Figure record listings
※ ※ ※

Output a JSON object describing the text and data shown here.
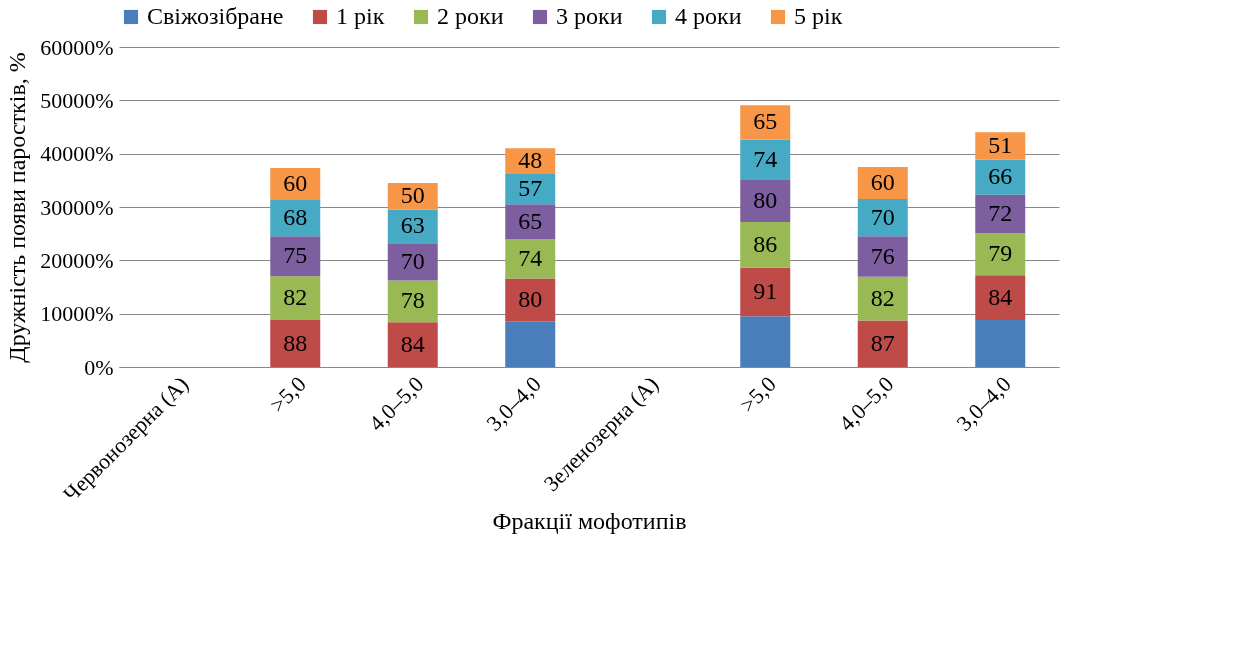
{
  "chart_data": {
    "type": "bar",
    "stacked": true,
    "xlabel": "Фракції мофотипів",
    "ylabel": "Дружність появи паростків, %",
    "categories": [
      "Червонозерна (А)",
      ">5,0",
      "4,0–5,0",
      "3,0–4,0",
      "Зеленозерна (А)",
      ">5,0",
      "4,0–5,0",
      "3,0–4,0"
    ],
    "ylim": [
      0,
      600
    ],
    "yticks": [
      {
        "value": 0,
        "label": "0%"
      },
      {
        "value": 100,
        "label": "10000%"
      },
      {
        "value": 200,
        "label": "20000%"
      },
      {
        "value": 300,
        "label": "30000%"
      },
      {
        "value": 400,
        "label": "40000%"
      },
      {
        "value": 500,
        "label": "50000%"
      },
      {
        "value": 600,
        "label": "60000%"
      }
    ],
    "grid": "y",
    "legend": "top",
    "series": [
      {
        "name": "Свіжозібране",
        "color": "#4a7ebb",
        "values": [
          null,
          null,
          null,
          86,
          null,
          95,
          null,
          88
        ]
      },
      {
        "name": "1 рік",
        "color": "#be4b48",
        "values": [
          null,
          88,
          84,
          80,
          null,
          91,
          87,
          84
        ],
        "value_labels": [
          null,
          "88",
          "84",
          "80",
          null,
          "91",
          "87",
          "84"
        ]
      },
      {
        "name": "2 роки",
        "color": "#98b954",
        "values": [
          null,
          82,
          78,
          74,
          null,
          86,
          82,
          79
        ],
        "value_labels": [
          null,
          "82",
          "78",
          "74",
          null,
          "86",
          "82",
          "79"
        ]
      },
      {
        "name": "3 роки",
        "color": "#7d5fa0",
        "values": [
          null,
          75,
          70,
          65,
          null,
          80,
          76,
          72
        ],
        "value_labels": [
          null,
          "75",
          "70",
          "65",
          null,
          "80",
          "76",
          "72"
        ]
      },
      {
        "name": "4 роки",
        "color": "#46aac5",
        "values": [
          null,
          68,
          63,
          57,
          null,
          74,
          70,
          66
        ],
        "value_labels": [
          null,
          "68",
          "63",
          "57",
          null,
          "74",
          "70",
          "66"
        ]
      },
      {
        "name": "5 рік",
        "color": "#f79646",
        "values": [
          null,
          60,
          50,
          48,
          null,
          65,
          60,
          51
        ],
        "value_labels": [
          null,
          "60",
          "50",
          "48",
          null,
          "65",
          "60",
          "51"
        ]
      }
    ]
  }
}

※ ※ ※

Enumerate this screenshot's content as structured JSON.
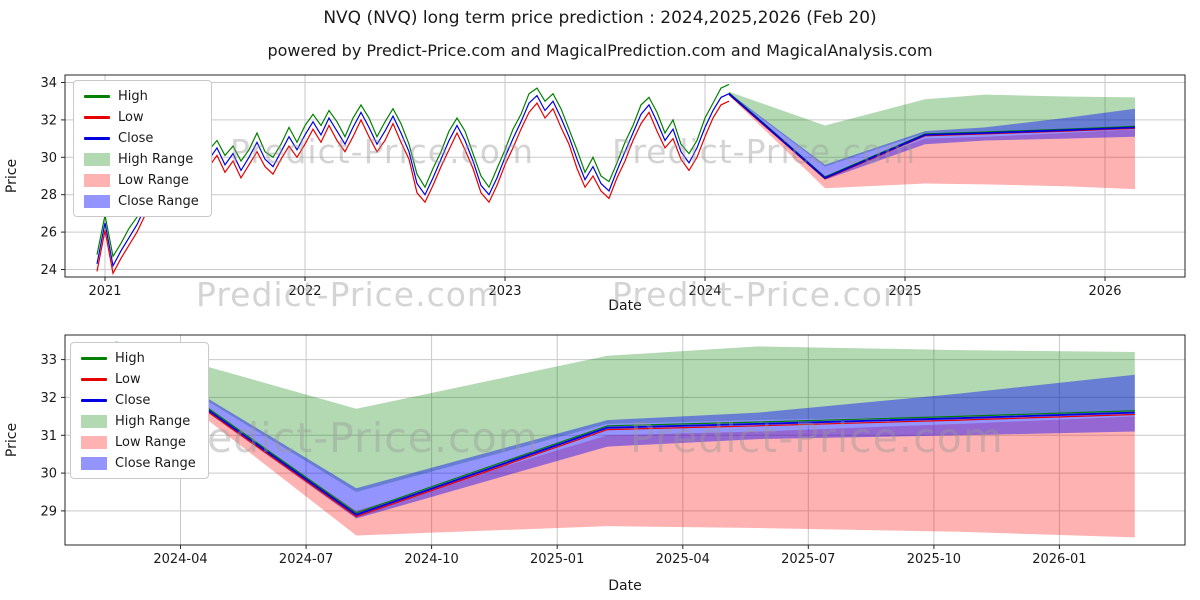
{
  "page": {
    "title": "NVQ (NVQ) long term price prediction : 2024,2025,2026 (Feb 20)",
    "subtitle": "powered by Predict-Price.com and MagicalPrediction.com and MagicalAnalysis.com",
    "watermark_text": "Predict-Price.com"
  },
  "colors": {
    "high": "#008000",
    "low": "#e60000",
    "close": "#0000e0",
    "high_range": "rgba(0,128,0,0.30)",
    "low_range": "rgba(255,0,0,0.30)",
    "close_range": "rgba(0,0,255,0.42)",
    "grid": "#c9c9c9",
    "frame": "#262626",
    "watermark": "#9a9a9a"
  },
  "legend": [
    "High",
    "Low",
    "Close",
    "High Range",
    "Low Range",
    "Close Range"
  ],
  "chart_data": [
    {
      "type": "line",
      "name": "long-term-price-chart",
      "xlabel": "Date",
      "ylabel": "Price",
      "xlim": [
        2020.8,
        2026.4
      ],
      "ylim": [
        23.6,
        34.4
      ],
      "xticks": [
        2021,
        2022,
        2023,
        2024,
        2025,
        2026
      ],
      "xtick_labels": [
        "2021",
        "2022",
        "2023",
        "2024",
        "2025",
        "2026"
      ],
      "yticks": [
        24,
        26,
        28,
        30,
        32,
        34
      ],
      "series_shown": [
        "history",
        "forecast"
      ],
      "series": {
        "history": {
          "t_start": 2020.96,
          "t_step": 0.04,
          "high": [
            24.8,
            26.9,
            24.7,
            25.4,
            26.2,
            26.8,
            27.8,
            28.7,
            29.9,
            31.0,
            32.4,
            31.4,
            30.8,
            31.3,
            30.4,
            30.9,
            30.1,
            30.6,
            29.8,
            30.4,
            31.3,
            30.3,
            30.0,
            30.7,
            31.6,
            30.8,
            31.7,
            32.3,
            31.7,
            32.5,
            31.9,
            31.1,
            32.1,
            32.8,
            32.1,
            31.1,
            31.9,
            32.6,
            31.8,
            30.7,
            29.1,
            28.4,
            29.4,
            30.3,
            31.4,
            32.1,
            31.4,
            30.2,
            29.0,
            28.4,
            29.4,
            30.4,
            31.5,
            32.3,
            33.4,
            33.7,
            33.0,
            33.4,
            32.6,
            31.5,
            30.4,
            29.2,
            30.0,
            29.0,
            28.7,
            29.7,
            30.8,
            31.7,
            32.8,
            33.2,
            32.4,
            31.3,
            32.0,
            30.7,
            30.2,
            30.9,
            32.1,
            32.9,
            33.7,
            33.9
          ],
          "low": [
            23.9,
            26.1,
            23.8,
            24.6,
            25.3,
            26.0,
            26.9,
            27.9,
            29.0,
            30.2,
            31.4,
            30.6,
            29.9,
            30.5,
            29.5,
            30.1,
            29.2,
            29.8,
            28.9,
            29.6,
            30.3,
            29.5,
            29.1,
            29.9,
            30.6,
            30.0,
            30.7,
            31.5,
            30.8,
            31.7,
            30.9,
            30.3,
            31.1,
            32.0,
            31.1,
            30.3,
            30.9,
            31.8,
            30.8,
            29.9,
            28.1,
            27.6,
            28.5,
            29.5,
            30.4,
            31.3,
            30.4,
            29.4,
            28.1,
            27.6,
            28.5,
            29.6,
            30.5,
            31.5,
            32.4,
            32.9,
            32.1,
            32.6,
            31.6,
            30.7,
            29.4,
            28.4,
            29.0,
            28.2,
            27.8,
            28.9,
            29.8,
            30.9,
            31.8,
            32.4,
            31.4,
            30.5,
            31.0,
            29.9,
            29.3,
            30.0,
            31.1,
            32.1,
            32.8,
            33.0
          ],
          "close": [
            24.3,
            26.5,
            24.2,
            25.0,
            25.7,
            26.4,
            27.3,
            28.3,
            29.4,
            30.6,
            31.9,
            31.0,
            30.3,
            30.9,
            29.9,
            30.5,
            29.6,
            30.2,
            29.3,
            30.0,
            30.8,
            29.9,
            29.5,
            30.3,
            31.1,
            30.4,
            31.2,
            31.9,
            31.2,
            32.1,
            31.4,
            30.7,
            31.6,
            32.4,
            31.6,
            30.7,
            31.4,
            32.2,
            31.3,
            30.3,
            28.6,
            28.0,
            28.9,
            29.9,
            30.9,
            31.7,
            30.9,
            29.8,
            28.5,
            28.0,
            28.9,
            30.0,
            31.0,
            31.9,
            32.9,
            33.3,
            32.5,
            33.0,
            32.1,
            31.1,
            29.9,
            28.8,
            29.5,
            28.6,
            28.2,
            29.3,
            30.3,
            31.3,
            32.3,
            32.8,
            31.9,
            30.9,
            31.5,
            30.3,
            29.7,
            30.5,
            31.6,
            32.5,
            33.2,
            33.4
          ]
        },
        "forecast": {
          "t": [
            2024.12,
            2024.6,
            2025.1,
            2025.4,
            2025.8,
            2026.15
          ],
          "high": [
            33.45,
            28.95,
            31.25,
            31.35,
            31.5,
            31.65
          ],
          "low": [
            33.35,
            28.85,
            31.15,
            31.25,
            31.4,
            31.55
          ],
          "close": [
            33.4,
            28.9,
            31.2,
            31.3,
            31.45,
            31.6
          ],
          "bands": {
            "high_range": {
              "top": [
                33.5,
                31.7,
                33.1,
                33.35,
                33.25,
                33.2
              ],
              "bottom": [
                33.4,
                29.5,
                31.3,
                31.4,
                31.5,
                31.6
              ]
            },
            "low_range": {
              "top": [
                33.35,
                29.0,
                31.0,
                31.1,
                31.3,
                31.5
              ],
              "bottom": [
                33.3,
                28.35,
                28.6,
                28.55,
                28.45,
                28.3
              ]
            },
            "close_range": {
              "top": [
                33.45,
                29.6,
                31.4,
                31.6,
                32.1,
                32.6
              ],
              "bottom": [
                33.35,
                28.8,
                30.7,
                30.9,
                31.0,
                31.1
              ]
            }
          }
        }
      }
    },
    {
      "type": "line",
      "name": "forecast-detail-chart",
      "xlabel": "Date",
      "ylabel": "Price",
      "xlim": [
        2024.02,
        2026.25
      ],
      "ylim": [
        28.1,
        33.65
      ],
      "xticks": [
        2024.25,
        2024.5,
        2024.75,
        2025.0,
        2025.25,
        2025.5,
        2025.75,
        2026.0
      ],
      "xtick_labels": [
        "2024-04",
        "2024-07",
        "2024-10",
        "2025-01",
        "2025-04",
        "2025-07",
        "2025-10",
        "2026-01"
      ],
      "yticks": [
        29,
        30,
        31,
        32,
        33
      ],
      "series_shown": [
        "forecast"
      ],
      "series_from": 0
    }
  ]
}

※ ※ ※

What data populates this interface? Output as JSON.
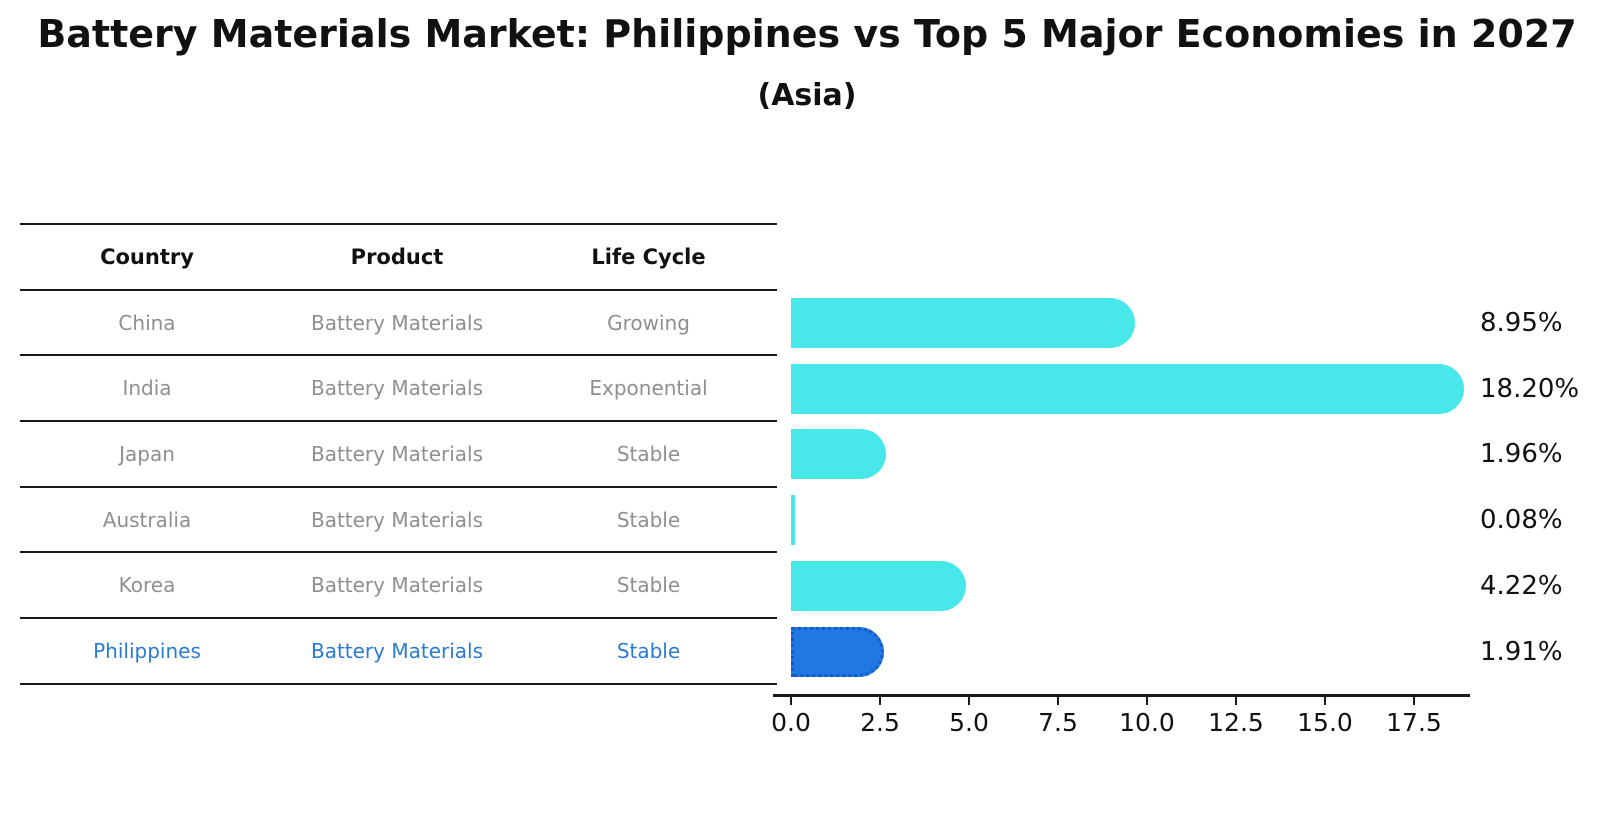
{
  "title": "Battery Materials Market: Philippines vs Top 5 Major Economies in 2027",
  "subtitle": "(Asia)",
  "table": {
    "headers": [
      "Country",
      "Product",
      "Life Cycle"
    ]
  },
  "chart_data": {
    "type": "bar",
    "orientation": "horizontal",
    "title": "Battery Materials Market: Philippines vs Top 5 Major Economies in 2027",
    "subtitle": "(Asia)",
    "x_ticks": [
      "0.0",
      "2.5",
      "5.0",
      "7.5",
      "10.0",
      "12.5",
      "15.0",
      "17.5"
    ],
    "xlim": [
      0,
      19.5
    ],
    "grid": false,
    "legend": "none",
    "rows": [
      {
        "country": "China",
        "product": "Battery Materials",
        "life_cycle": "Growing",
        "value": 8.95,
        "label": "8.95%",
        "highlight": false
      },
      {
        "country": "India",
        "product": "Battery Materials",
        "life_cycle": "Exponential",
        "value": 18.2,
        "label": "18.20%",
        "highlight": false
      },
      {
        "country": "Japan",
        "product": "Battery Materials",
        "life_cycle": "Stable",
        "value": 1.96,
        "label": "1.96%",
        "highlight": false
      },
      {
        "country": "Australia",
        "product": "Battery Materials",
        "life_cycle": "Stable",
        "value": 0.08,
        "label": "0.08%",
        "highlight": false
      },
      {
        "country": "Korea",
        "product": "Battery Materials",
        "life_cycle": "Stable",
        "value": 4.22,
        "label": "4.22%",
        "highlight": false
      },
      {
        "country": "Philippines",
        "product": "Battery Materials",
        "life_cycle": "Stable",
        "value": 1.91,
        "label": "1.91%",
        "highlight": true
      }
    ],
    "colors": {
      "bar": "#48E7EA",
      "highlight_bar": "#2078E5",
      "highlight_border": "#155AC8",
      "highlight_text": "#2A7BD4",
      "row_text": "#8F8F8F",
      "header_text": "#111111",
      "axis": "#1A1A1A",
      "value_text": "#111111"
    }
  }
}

※ ※ ※

Collect, from the material above, every line containing the word "Economies".

• **EXPECTED OUTPUT**:
  "title": "Battery Materials Market: Philippines vs Top 5 Major Economies in 2027",
    "title": "Battery Materials Market: Philippines vs Top 5 Major Economies in 2027",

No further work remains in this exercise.